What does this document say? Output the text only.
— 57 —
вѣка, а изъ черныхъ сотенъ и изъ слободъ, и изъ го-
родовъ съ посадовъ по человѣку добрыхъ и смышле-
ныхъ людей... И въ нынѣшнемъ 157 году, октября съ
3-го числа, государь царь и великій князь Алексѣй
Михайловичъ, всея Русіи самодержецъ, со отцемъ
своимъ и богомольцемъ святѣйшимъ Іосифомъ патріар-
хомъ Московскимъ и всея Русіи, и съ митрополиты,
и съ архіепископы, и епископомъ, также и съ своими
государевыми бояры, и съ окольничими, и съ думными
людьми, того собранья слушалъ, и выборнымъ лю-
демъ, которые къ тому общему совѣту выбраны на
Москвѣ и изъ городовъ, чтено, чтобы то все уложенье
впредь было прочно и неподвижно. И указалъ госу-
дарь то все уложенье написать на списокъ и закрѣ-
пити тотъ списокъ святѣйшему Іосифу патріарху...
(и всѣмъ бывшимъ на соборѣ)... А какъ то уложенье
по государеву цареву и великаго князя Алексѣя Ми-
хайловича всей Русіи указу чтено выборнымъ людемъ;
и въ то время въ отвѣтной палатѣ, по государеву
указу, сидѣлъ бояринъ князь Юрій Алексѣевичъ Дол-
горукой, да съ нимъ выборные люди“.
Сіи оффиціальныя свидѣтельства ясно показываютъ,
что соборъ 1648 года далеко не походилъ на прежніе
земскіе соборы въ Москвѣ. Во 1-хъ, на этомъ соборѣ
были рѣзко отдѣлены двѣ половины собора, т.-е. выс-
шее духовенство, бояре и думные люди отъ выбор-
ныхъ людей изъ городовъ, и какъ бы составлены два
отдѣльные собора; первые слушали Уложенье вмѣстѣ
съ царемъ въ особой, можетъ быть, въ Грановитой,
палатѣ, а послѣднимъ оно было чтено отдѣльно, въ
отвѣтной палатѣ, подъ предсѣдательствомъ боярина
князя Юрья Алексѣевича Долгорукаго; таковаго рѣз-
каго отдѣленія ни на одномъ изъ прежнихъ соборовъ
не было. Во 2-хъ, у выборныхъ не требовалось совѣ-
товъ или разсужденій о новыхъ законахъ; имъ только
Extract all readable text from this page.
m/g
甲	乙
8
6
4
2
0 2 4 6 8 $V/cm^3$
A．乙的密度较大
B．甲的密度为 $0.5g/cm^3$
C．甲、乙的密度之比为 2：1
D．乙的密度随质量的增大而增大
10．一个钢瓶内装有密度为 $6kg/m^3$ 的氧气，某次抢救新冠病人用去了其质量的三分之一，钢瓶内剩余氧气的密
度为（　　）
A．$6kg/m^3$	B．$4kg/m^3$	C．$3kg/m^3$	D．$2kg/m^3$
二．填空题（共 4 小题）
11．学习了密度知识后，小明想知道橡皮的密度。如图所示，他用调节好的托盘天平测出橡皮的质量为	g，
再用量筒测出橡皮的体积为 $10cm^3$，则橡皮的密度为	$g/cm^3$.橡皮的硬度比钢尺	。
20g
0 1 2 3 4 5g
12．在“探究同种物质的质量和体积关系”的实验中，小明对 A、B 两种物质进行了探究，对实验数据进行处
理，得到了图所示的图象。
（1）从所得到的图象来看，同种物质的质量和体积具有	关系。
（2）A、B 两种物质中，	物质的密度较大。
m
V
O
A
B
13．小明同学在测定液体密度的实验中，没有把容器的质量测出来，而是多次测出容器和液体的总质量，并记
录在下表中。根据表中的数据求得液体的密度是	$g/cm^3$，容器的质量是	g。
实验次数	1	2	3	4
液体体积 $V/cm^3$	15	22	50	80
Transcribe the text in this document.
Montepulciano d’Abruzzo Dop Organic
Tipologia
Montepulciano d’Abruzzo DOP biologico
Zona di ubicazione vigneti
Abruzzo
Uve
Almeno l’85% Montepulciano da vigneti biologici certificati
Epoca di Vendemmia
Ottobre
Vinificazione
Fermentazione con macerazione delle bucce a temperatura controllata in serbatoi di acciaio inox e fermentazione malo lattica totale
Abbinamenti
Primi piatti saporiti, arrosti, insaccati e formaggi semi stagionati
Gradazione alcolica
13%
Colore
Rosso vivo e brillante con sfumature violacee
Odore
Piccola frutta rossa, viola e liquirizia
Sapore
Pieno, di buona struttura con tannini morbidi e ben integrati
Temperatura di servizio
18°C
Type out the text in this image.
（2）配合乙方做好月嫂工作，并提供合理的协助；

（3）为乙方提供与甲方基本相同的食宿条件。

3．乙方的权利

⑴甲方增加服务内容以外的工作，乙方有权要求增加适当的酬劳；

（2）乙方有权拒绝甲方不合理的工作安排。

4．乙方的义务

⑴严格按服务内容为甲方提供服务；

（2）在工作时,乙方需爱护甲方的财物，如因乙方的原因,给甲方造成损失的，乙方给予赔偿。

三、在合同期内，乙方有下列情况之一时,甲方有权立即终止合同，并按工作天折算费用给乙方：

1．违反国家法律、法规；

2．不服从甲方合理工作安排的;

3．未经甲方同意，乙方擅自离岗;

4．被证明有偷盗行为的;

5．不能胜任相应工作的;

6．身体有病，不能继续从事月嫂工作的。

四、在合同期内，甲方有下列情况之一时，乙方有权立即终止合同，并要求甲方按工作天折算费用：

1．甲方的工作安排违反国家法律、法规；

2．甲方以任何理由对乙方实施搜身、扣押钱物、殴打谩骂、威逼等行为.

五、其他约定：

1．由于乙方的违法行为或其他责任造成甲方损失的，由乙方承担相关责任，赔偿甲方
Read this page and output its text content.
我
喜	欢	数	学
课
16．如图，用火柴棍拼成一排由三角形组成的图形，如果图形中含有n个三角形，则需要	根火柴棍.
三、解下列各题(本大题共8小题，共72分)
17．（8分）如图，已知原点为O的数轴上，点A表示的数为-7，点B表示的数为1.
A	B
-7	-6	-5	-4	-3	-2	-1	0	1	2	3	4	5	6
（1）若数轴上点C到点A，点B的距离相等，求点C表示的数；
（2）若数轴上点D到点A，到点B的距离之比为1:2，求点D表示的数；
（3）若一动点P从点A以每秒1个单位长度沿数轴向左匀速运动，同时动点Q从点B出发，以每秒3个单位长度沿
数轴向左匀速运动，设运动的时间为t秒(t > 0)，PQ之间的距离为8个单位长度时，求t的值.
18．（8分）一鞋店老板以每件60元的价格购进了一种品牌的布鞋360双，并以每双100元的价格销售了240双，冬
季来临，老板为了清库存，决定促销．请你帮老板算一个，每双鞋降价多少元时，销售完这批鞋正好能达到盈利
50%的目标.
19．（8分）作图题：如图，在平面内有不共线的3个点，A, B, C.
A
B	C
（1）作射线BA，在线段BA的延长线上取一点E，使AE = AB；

__WORK TO COMPLETE__:
Take each line containing the string "соборѣ" and copy it out.

__COMPLETED EXERCISE__:
(и всѣмъ бывшимъ на соборѣ)... А какъ то уложенье
земскіе соборы въ Москвѣ. Во 1-хъ, на этомъ соборѣ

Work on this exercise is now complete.